* Work to complete
Without further comment, state how many lines in the listing below contain the word "this".

-------- Raw records --------

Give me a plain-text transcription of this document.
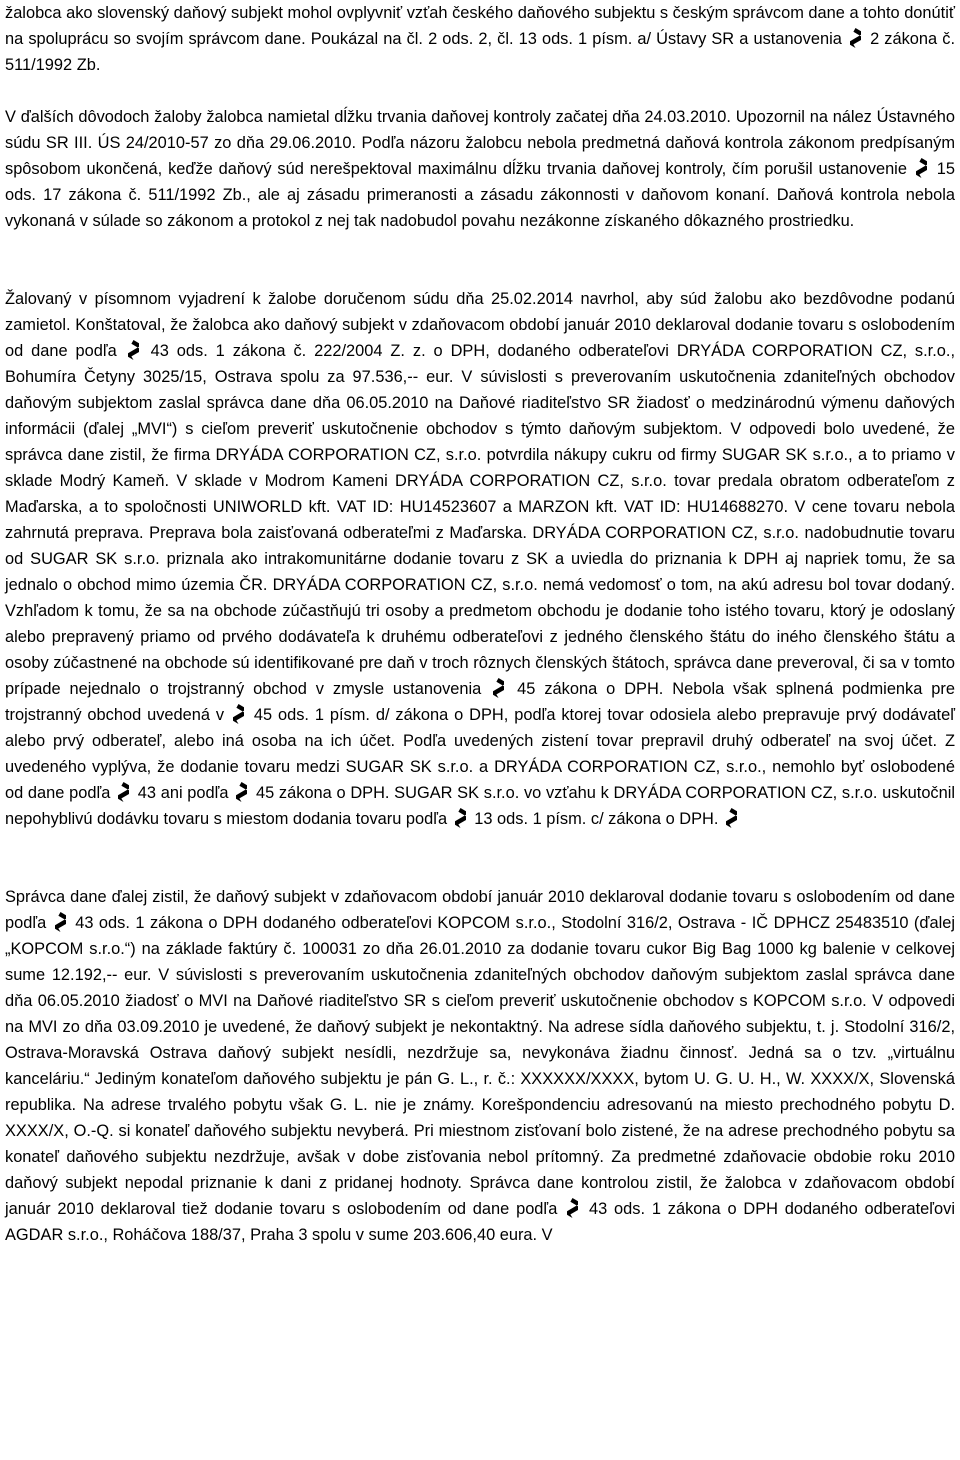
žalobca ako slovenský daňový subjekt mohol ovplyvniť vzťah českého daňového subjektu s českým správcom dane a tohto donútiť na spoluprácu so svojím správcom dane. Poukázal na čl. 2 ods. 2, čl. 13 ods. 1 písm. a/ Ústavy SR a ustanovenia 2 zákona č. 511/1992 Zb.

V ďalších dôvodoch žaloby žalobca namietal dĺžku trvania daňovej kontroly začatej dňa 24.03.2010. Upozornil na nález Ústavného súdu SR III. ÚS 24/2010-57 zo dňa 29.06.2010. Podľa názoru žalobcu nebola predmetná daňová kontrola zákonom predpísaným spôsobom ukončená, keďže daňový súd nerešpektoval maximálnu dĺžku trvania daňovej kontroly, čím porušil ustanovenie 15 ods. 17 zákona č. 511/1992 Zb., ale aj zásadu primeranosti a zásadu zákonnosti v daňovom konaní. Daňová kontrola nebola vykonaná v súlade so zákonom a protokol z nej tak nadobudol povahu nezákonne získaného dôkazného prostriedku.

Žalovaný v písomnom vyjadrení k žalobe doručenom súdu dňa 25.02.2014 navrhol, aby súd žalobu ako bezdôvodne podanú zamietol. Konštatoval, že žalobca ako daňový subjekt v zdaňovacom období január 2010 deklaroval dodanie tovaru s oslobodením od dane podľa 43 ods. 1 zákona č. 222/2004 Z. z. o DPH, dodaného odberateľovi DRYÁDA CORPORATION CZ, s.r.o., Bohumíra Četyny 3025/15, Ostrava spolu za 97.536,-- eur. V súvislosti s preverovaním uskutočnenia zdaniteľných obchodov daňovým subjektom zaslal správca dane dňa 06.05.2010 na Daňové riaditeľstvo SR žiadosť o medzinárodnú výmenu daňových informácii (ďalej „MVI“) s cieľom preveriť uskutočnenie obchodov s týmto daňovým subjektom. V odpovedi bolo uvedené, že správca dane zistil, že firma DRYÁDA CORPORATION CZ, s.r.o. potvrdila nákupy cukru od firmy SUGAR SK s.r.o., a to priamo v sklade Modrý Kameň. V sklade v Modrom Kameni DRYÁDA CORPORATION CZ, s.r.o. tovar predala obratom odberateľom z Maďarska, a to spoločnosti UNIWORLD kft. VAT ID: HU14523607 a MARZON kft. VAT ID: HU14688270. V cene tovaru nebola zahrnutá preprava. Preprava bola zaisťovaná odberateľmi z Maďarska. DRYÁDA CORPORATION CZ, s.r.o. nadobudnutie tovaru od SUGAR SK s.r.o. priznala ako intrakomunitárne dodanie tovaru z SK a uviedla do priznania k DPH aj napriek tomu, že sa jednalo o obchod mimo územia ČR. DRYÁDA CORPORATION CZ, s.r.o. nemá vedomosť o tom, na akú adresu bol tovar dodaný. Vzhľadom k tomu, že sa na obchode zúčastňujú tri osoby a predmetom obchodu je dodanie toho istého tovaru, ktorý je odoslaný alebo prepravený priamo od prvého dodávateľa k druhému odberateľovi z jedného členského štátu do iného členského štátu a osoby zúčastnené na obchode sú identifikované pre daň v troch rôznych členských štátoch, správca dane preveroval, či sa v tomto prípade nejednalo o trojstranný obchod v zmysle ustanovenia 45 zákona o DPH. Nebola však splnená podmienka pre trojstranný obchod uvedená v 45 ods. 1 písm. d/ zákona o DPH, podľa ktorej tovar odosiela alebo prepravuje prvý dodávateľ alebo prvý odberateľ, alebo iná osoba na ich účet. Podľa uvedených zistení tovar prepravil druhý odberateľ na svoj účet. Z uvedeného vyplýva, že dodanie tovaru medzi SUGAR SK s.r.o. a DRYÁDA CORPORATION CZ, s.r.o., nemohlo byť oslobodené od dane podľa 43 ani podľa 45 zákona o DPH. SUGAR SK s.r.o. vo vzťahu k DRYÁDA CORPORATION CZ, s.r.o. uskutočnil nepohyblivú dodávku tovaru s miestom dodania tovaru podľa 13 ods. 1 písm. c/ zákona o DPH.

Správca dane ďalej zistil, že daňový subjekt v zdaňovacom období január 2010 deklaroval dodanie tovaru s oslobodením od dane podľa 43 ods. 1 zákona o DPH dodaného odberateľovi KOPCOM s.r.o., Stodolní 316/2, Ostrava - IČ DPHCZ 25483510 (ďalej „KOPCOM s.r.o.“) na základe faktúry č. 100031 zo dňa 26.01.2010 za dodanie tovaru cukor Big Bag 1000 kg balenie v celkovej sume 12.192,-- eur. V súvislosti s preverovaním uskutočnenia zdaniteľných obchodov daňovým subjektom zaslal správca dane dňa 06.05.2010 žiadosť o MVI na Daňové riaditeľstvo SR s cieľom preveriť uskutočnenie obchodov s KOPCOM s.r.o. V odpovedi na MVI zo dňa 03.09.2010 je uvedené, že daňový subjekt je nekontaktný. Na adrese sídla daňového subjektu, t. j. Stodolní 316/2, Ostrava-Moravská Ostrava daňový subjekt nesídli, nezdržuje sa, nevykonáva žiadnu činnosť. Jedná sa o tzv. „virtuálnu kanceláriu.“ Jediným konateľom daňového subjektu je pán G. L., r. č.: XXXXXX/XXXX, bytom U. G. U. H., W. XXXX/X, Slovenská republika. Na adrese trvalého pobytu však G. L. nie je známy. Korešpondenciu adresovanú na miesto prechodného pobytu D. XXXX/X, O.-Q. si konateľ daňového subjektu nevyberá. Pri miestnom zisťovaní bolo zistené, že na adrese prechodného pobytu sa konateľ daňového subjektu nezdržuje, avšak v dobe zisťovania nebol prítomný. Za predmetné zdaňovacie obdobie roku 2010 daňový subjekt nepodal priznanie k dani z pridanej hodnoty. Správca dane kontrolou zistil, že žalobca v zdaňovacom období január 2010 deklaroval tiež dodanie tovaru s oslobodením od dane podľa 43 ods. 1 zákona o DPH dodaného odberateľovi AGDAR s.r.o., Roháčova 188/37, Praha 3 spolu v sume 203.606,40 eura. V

--------
-------- Raw records --------

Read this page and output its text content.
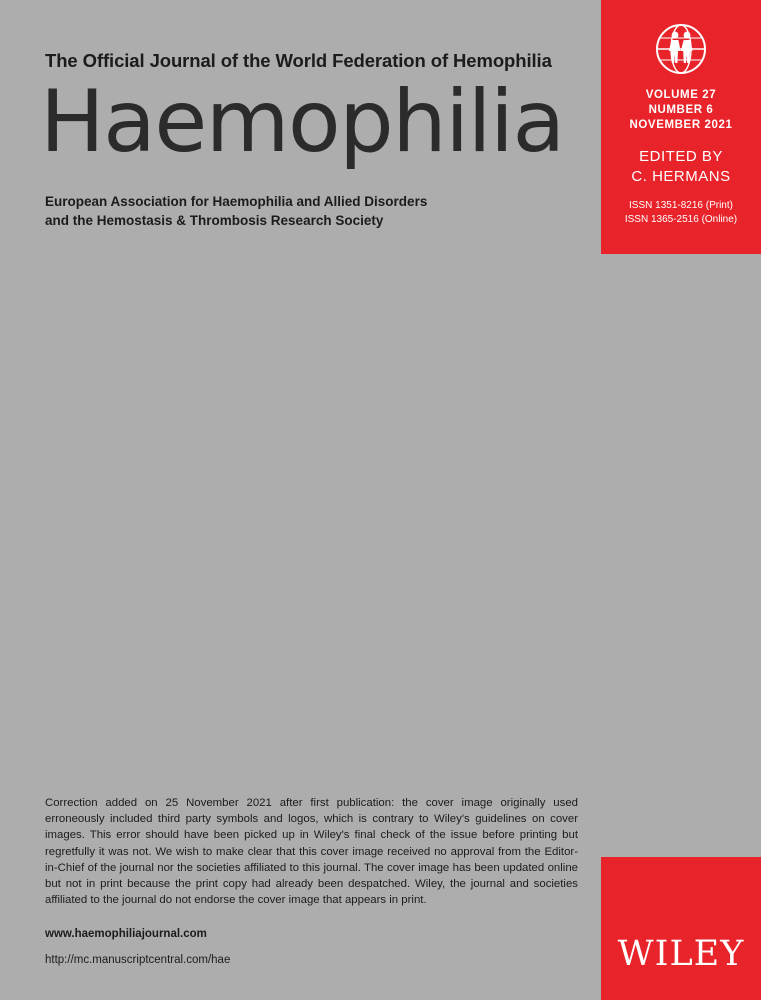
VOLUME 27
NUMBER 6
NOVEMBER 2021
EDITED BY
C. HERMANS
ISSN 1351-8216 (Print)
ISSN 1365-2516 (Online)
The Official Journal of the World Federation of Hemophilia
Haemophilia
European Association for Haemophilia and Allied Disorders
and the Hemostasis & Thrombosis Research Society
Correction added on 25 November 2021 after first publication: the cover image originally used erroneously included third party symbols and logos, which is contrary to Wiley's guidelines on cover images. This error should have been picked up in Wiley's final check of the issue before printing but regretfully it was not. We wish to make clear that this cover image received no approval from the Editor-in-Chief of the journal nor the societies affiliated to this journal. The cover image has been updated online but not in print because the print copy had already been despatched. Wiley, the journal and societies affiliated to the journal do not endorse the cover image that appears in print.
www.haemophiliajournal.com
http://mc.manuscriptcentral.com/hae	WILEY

--------
-------- Raw records --------

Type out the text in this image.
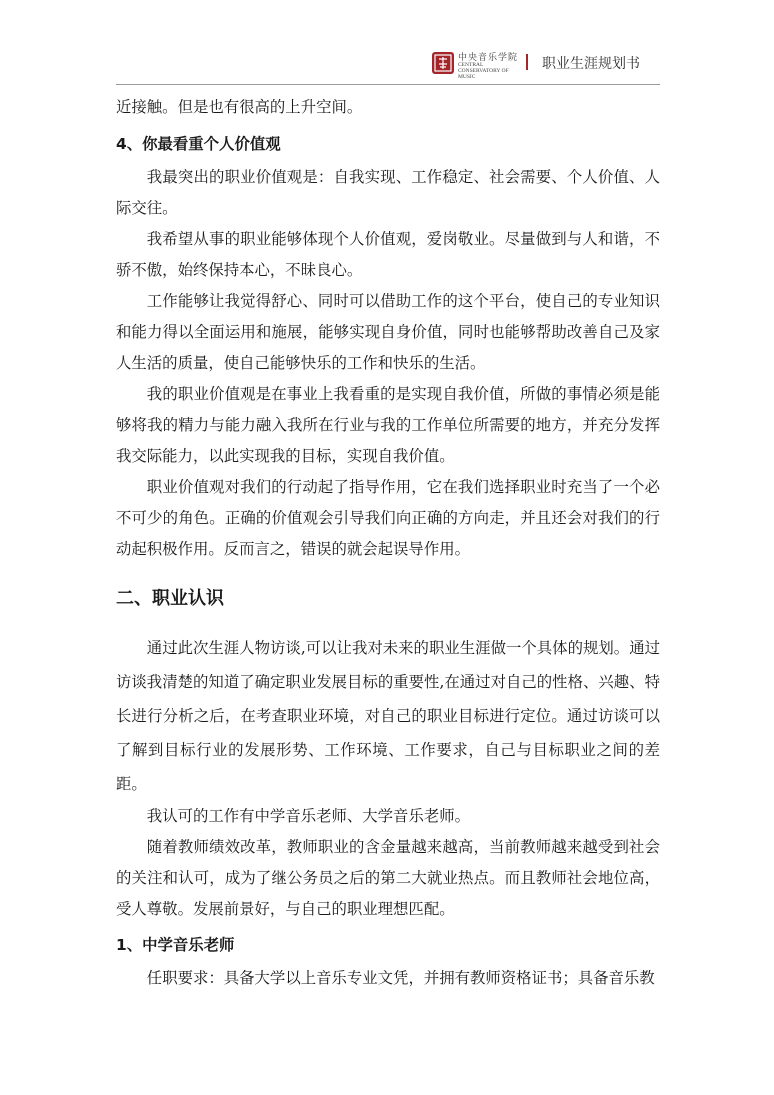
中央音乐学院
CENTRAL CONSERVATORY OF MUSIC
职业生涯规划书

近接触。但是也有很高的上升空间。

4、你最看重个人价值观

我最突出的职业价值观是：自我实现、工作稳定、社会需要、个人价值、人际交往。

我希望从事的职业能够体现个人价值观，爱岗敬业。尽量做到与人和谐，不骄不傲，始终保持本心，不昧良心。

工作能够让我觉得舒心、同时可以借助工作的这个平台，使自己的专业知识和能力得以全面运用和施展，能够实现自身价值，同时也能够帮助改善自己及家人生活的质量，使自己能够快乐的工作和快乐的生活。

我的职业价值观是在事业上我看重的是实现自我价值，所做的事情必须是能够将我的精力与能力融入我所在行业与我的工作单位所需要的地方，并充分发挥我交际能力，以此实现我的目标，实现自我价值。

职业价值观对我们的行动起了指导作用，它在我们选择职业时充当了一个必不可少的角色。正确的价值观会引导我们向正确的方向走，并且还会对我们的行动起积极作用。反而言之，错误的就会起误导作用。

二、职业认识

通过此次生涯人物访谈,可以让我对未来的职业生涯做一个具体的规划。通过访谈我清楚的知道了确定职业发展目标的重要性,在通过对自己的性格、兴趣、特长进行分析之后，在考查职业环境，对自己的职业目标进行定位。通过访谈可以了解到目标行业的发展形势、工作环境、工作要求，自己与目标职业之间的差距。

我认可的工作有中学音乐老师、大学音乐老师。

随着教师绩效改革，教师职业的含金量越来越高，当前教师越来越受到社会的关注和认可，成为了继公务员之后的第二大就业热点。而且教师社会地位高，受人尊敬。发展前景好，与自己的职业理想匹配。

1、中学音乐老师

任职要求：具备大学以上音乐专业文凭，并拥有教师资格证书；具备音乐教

--------

* The completed task
4